## [TASK DESCRIPTION]
From the entries below, copy out every line with "color" in it.

Rows from a figure dataset:
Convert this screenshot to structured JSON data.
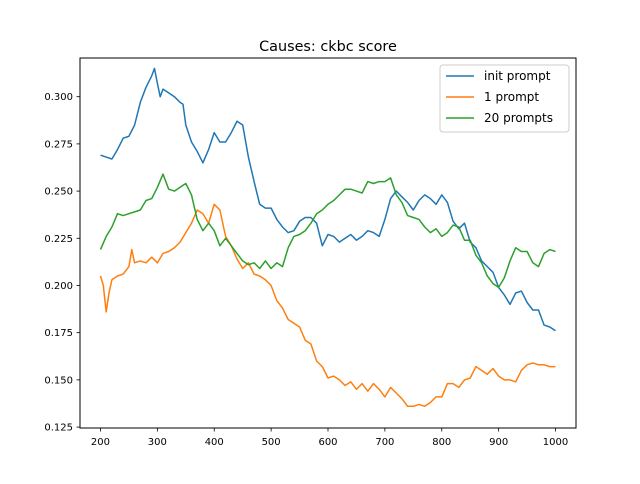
{
  "chart_data": {
    "type": "line",
    "title": "Causes: ckbc score",
    "xlabel": "",
    "ylabel": "",
    "xlim": [
      164,
      1036
    ],
    "ylim": [
      0.1245,
      0.3205
    ],
    "xticks": [
      200,
      300,
      400,
      500,
      600,
      700,
      800,
      900,
      1000
    ],
    "yticks": [
      0.125,
      0.15,
      0.175,
      0.2,
      0.225,
      0.25,
      0.275,
      0.3
    ],
    "xtick_labels": [
      "200",
      "300",
      "400",
      "500",
      "600",
      "700",
      "800",
      "900",
      "1000"
    ],
    "ytick_labels": [
      "0.125",
      "0.150",
      "0.175",
      "0.200",
      "0.225",
      "0.250",
      "0.275",
      "0.300"
    ],
    "grid": false,
    "legend_position": "top-right",
    "series": [
      {
        "name": "init prompt",
        "color": "#1f77b4",
        "points": [
          [
            200,
            0.269
          ],
          [
            210,
            0.268
          ],
          [
            220,
            0.267
          ],
          [
            230,
            0.272
          ],
          [
            240,
            0.278
          ],
          [
            250,
            0.279
          ],
          [
            260,
            0.285
          ],
          [
            270,
            0.297
          ],
          [
            280,
            0.305
          ],
          [
            290,
            0.311
          ],
          [
            295,
            0.315
          ],
          [
            300,
            0.307
          ],
          [
            305,
            0.3
          ],
          [
            310,
            0.304
          ],
          [
            320,
            0.302
          ],
          [
            330,
            0.3
          ],
          [
            340,
            0.297
          ],
          [
            345,
            0.296
          ],
          [
            350,
            0.285
          ],
          [
            360,
            0.276
          ],
          [
            370,
            0.271
          ],
          [
            380,
            0.265
          ],
          [
            390,
            0.272
          ],
          [
            400,
            0.281
          ],
          [
            410,
            0.276
          ],
          [
            420,
            0.276
          ],
          [
            430,
            0.281
          ],
          [
            440,
            0.287
          ],
          [
            450,
            0.285
          ],
          [
            460,
            0.268
          ],
          [
            470,
            0.255
          ],
          [
            480,
            0.243
          ],
          [
            490,
            0.241
          ],
          [
            500,
            0.241
          ],
          [
            510,
            0.235
          ],
          [
            520,
            0.231
          ],
          [
            530,
            0.228
          ],
          [
            540,
            0.229
          ],
          [
            550,
            0.234
          ],
          [
            560,
            0.236
          ],
          [
            570,
            0.236
          ],
          [
            580,
            0.233
          ],
          [
            590,
            0.221
          ],
          [
            600,
            0.227
          ],
          [
            610,
            0.226
          ],
          [
            620,
            0.223
          ],
          [
            630,
            0.225
          ],
          [
            640,
            0.227
          ],
          [
            650,
            0.224
          ],
          [
            660,
            0.226
          ],
          [
            670,
            0.229
          ],
          [
            680,
            0.228
          ],
          [
            690,
            0.226
          ],
          [
            700,
            0.235
          ],
          [
            710,
            0.246
          ],
          [
            720,
            0.25
          ],
          [
            730,
            0.247
          ],
          [
            740,
            0.244
          ],
          [
            750,
            0.24
          ],
          [
            760,
            0.245
          ],
          [
            770,
            0.248
          ],
          [
            780,
            0.246
          ],
          [
            790,
            0.243
          ],
          [
            800,
            0.248
          ],
          [
            810,
            0.244
          ],
          [
            820,
            0.234
          ],
          [
            830,
            0.23
          ],
          [
            840,
            0.233
          ],
          [
            850,
            0.223
          ],
          [
            860,
            0.22
          ],
          [
            870,
            0.213
          ],
          [
            880,
            0.21
          ],
          [
            890,
            0.207
          ],
          [
            900,
            0.199
          ],
          [
            910,
            0.195
          ],
          [
            920,
            0.19
          ],
          [
            930,
            0.196
          ],
          [
            940,
            0.197
          ],
          [
            950,
            0.191
          ],
          [
            960,
            0.187
          ],
          [
            970,
            0.187
          ],
          [
            980,
            0.179
          ],
          [
            990,
            0.178
          ],
          [
            1000,
            0.176
          ]
        ]
      },
      {
        "name": "1 prompt",
        "color": "#ff7f0e",
        "points": [
          [
            200,
            0.205
          ],
          [
            205,
            0.2
          ],
          [
            210,
            0.186
          ],
          [
            215,
            0.196
          ],
          [
            220,
            0.203
          ],
          [
            230,
            0.205
          ],
          [
            240,
            0.206
          ],
          [
            250,
            0.21
          ],
          [
            255,
            0.219
          ],
          [
            260,
            0.212
          ],
          [
            270,
            0.213
          ],
          [
            280,
            0.212
          ],
          [
            290,
            0.215
          ],
          [
            300,
            0.212
          ],
          [
            310,
            0.217
          ],
          [
            320,
            0.218
          ],
          [
            330,
            0.22
          ],
          [
            340,
            0.223
          ],
          [
            350,
            0.228
          ],
          [
            360,
            0.233
          ],
          [
            370,
            0.24
          ],
          [
            380,
            0.238
          ],
          [
            390,
            0.233
          ],
          [
            400,
            0.243
          ],
          [
            410,
            0.24
          ],
          [
            420,
            0.226
          ],
          [
            430,
            0.221
          ],
          [
            440,
            0.214
          ],
          [
            450,
            0.209
          ],
          [
            460,
            0.212
          ],
          [
            470,
            0.206
          ],
          [
            480,
            0.205
          ],
          [
            490,
            0.203
          ],
          [
            500,
            0.2
          ],
          [
            510,
            0.192
          ],
          [
            520,
            0.188
          ],
          [
            530,
            0.182
          ],
          [
            540,
            0.18
          ],
          [
            550,
            0.178
          ],
          [
            560,
            0.171
          ],
          [
            570,
            0.169
          ],
          [
            580,
            0.16
          ],
          [
            590,
            0.157
          ],
          [
            600,
            0.151
          ],
          [
            610,
            0.152
          ],
          [
            620,
            0.15
          ],
          [
            630,
            0.147
          ],
          [
            640,
            0.149
          ],
          [
            650,
            0.145
          ],
          [
            660,
            0.148
          ],
          [
            670,
            0.144
          ],
          [
            680,
            0.148
          ],
          [
            690,
            0.145
          ],
          [
            700,
            0.141
          ],
          [
            710,
            0.146
          ],
          [
            720,
            0.143
          ],
          [
            730,
            0.14
          ],
          [
            740,
            0.136
          ],
          [
            750,
            0.136
          ],
          [
            760,
            0.137
          ],
          [
            770,
            0.136
          ],
          [
            780,
            0.138
          ],
          [
            790,
            0.141
          ],
          [
            800,
            0.141
          ],
          [
            810,
            0.148
          ],
          [
            820,
            0.148
          ],
          [
            830,
            0.146
          ],
          [
            840,
            0.15
          ],
          [
            850,
            0.151
          ],
          [
            860,
            0.157
          ],
          [
            870,
            0.155
          ],
          [
            880,
            0.153
          ],
          [
            890,
            0.156
          ],
          [
            900,
            0.152
          ],
          [
            910,
            0.15
          ],
          [
            920,
            0.15
          ],
          [
            930,
            0.149
          ],
          [
            940,
            0.155
          ],
          [
            950,
            0.158
          ],
          [
            960,
            0.159
          ],
          [
            970,
            0.158
          ],
          [
            980,
            0.158
          ],
          [
            990,
            0.157
          ],
          [
            1000,
            0.157
          ]
        ]
      },
      {
        "name": "20 prompts",
        "color": "#2ca02c",
        "points": [
          [
            200,
            0.219
          ],
          [
            210,
            0.226
          ],
          [
            220,
            0.231
          ],
          [
            230,
            0.238
          ],
          [
            240,
            0.237
          ],
          [
            250,
            0.238
          ],
          [
            260,
            0.239
          ],
          [
            270,
            0.24
          ],
          [
            280,
            0.245
          ],
          [
            290,
            0.246
          ],
          [
            300,
            0.252
          ],
          [
            310,
            0.259
          ],
          [
            320,
            0.251
          ],
          [
            330,
            0.25
          ],
          [
            340,
            0.252
          ],
          [
            350,
            0.254
          ],
          [
            360,
            0.248
          ],
          [
            370,
            0.235
          ],
          [
            380,
            0.229
          ],
          [
            390,
            0.233
          ],
          [
            400,
            0.229
          ],
          [
            410,
            0.221
          ],
          [
            420,
            0.225
          ],
          [
            430,
            0.221
          ],
          [
            440,
            0.217
          ],
          [
            450,
            0.213
          ],
          [
            460,
            0.211
          ],
          [
            470,
            0.212
          ],
          [
            480,
            0.209
          ],
          [
            490,
            0.213
          ],
          [
            500,
            0.209
          ],
          [
            510,
            0.212
          ],
          [
            520,
            0.21
          ],
          [
            530,
            0.22
          ],
          [
            540,
            0.226
          ],
          [
            550,
            0.227
          ],
          [
            560,
            0.229
          ],
          [
            570,
            0.233
          ],
          [
            580,
            0.238
          ],
          [
            590,
            0.24
          ],
          [
            600,
            0.243
          ],
          [
            610,
            0.245
          ],
          [
            620,
            0.248
          ],
          [
            630,
            0.251
          ],
          [
            640,
            0.251
          ],
          [
            650,
            0.25
          ],
          [
            660,
            0.249
          ],
          [
            670,
            0.255
          ],
          [
            680,
            0.254
          ],
          [
            690,
            0.255
          ],
          [
            700,
            0.255
          ],
          [
            710,
            0.257
          ],
          [
            720,
            0.248
          ],
          [
            730,
            0.244
          ],
          [
            740,
            0.237
          ],
          [
            750,
            0.236
          ],
          [
            760,
            0.235
          ],
          [
            770,
            0.231
          ],
          [
            780,
            0.228
          ],
          [
            790,
            0.23
          ],
          [
            800,
            0.226
          ],
          [
            810,
            0.228
          ],
          [
            820,
            0.232
          ],
          [
            830,
            0.231
          ],
          [
            840,
            0.224
          ],
          [
            850,
            0.224
          ],
          [
            860,
            0.216
          ],
          [
            870,
            0.212
          ],
          [
            880,
            0.205
          ],
          [
            890,
            0.201
          ],
          [
            900,
            0.199
          ],
          [
            910,
            0.204
          ],
          [
            920,
            0.213
          ],
          [
            930,
            0.22
          ],
          [
            940,
            0.218
          ],
          [
            950,
            0.218
          ],
          [
            960,
            0.212
          ],
          [
            970,
            0.21
          ],
          [
            980,
            0.217
          ],
          [
            990,
            0.219
          ],
          [
            1000,
            0.218
          ]
        ]
      }
    ]
  }
}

## [EXPECTED OUTPUT]
        "color": "#1f77b4",
        "color": "#ff7f0e",
        "color": "#2ca02c",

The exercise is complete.